-- begin DATA SECTION --
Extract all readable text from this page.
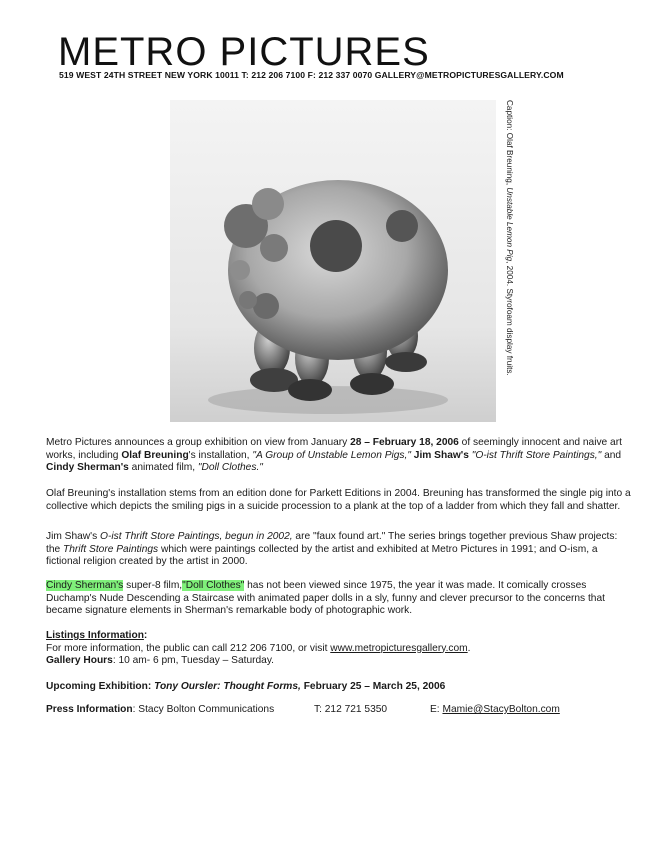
METRO PICTURES
519 WEST 24TH STREET NEW YORK 10011 T: 212 206 7100 F: 212 337 0070 GALLERY@METROPICTURESGALLERY.COM
Caption: Olaf Breuning, Unstable Lemon Pig, 2004. Styrofoam display fruits.
Metro Pictures announces a group exhibition on view from January 28 – February 18, 2006 of seemingly innocent and naive art works, including Olaf Breuning's installation, "A Group of Unstable Lemon Pigs," Jim Shaw's "O-ist Thrift Store Paintings," and Cindy Sherman's animated film, "Doll Clothes."
Olaf Breuning's installation stems from an edition done for Parkett Editions in 2004. Breuning has transformed the single pig into a collective which depicts the smiling pigs in a suicide procession to a plank at the top of a ladder from which they fall and shatter.
Jim Shaw's O-ist Thrift Store Paintings, begun in 2002, are "faux found art." The series brings together previous Shaw projects: the Thrift Store Paintings which were paintings collected by the artist and exhibited at Metro Pictures in 1991; and O-ism, a fictional religion created by the artist in 2000.
Cindy Sherman's super-8 film,"Doll Clothes" has not been viewed since 1975, the year it was made. It comically crosses Duchamp's Nude Descending a Staircase with animated paper dolls in a sly, funny and clever precursor to the concerns that became signature elements in Sherman's remarkable body of photographic work.
Listings Information:
For more information, the public can call 212 206 7100, or visit www.metropicturesgallery.com.
Gallery Hours: 10 am- 6 pm, Tuesday – Saturday.
Upcoming Exhibition: Tony Oursler: Thought Forms, February 25 – March 25, 2006
Press Information: Stacy Bolton Communications	T: 212 721 5350	E: Mamie@StacyBolton.com
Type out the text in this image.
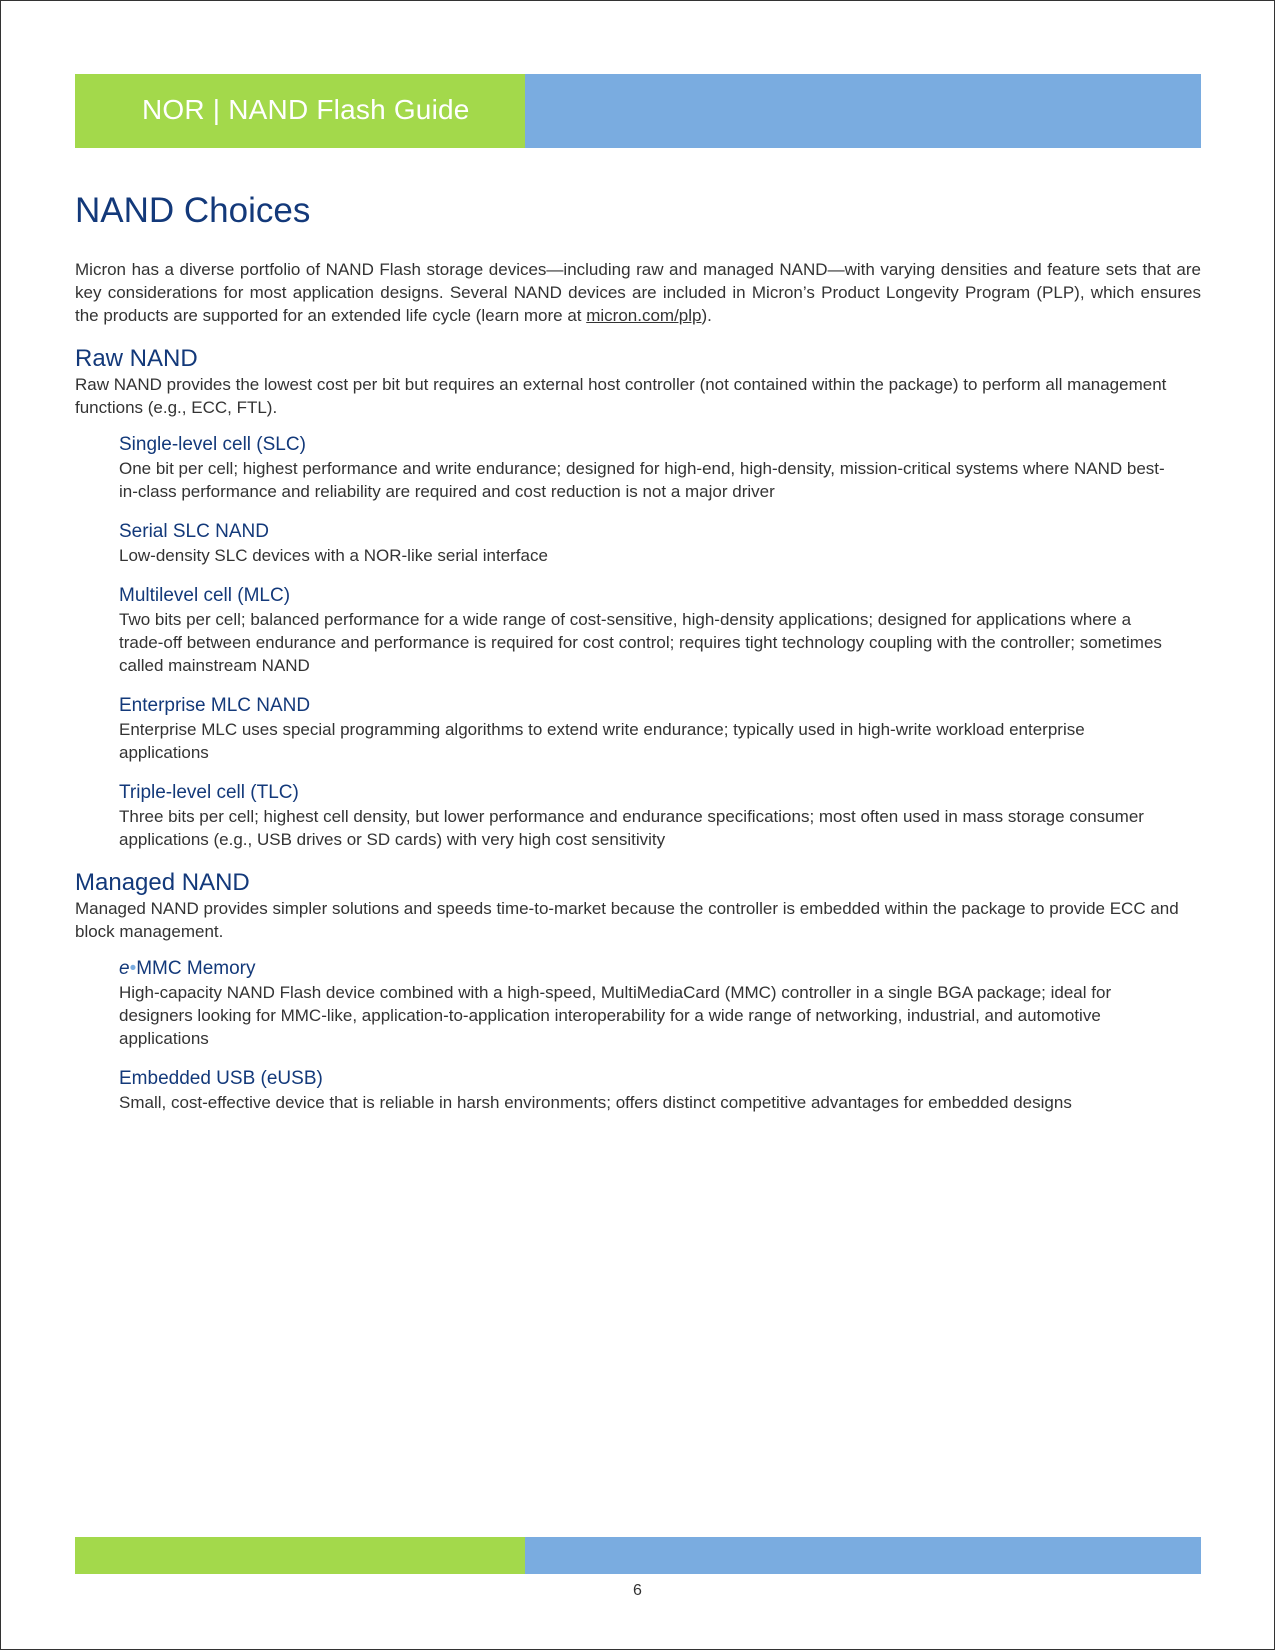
NOR | NAND Flash Guide
NAND Choices

Micron has a diverse portfolio of NAND Flash storage devices—including raw and managed NAND—with varying densities and feature sets that are key considerations for most application designs. Several NAND devices are included in Micron’s Product Longevity Program (PLP), which ensures the products are supported for an extended life cycle (learn more at micron.com/plp).

Raw NAND

Raw NAND provides the lowest cost per bit but requires an external host controller (not contained within the package) to perform all management functions (e.g., ECC, FTL).

Single-level cell (SLC)

One bit per cell; highest performance and write endurance; designed for high-end, high-density, mission-critical systems where NAND best-in-class performance and reliability are required and cost reduction is not a major driver

Serial SLC NAND

Low-density SLC devices with a NOR-like serial interface

Multilevel cell (MLC)

Two bits per cell; balanced performance for a wide range of cost-sensitive, high-density applications; designed for applications where a trade-off between endurance and performance is required for cost control; requires tight technology coupling with the controller; sometimes called mainstream NAND

Enterprise MLC NAND

Enterprise MLC uses special programming algorithms to extend write endurance; typically used in high-write workload enterprise applications

Triple-level cell (TLC)

Three bits per cell; highest cell density, but lower performance and endurance specifications; most often used in mass storage consumer applications (e.g., USB drives or SD cards) with very high cost sensitivity

Managed NAND

Managed NAND provides simpler solutions and speeds time-to-market because the controller is embedded within the package to provide ECC and block management.

e•MMC Memory

High-capacity NAND Flash device combined with a high-speed, MultiMediaCard (MMC) controller in a single BGA package; ideal for designers looking for MMC-like, application-to-application interoperability for a wide range of networking, industrial, and automotive applications

Embedded USB (eUSB)

Small, cost-effective device that is reliable in harsh environments; offers distinct competitive advantages for embedded designs

6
-- end DATA SECTION --
__INSTRUCTIONS TO FOLLOW__: Will you set down the records word for word while leaving out every picture?

__RESULT BELOW__:
Extract all readable text from this page.
METRO PICTURES
519 WEST 24TH STREET NEW YORK 10011 T: 212 206 7100 F: 212 337 0070 GALLERY@METROPICTURESGALLERY.COM
Caption: Olaf Breuning, Unstable Lemon Pig, 2004. Styrofoam display fruits.
Metro Pictures announces a group exhibition on view from January 28 – February 18, 2006 of seemingly innocent and naive art works, including Olaf Breuning's installation, "A Group of Unstable Lemon Pigs," Jim Shaw's "O-ist Thrift Store Paintings," and Cindy Sherman's animated film, "Doll Clothes."
Olaf Breuning's installation stems from an edition done for Parkett Editions in 2004. Breuning has transformed the single pig into a collective which depicts the smiling pigs in a suicide procession to a plank at the top of a ladder from which they fall and shatter.
Jim Shaw's O-ist Thrift Store Paintings, begun in 2002, are "faux found art." The series brings together previous Shaw projects: the Thrift Store Paintings which were paintings collected by the artist and exhibited at Metro Pictures in 1991; and O-ism, a fictional religion created by the artist in 2000.
Cindy Sherman's super-8 film,"Doll Clothes" has not been viewed since 1975, the year it was made. It comically crosses Duchamp's Nude Descending a Staircase with animated paper dolls in a sly, funny and clever precursor to the concerns that became signature elements in Sherman's remarkable body of photographic work.
Listings Information:
For more information, the public can call 212 206 7100, or visit www.metropicturesgallery.com.
Gallery Hours: 10 am- 6 pm, Tuesday – Saturday.
Upcoming Exhibition: Tony Oursler: Thought Forms, February 25 – March 25, 2006
Press Information: Stacy Bolton Communications	T: 212 721 5350	E: Mamie@StacyBolton.com
Type out the text in this image.
NOR | NAND Flash Guide
NAND Choices

Micron has a diverse portfolio of NAND Flash storage devices—including raw and managed NAND—with varying densities and feature sets that are key considerations for most application designs. Several NAND devices are included in Micron’s Product Longevity Program (PLP), which ensures the products are supported for an extended life cycle (learn more at micron.com/plp).

Raw NAND

Raw NAND provides the lowest cost per bit but requires an external host controller (not contained within the package) to perform all management functions (e.g., ECC, FTL).

Single-level cell (SLC)

One bit per cell; highest performance and write endurance; designed for high-end, high-density, mission-critical systems where NAND best-in-class performance and reliability are required and cost reduction is not a major driver

Serial SLC NAND

Low-density SLC devices with a NOR-like serial interface

Multilevel cell (MLC)

Two bits per cell; balanced performance for a wide range of cost-sensitive, high-density applications; designed for applications where a trade-off between endurance and performance is required for cost control; requires tight technology coupling with the controller; sometimes called mainstream NAND

Enterprise MLC NAND

Enterprise MLC uses special programming algorithms to extend write endurance; typically used in high-write workload enterprise applications

Triple-level cell (TLC)

Three bits per cell; highest cell density, but lower performance and endurance specifications; most often used in mass storage consumer applications (e.g., USB drives or SD cards) with very high cost sensitivity

Managed NAND

Managed NAND provides simpler solutions and speeds time-to-market because the controller is embedded within the package to provide ECC and block management.

e•MMC Memory

High-capacity NAND Flash device combined with a high-speed, MultiMediaCard (MMC) controller in a single BGA package; ideal for designers looking for MMC-like, application-to-application interoperability for a wide range of networking, industrial, and automotive applications

Embedded USB (eUSB)

Small, cost-effective device that is reliable in harsh environments; offers distinct competitive advantages for embedded designs

6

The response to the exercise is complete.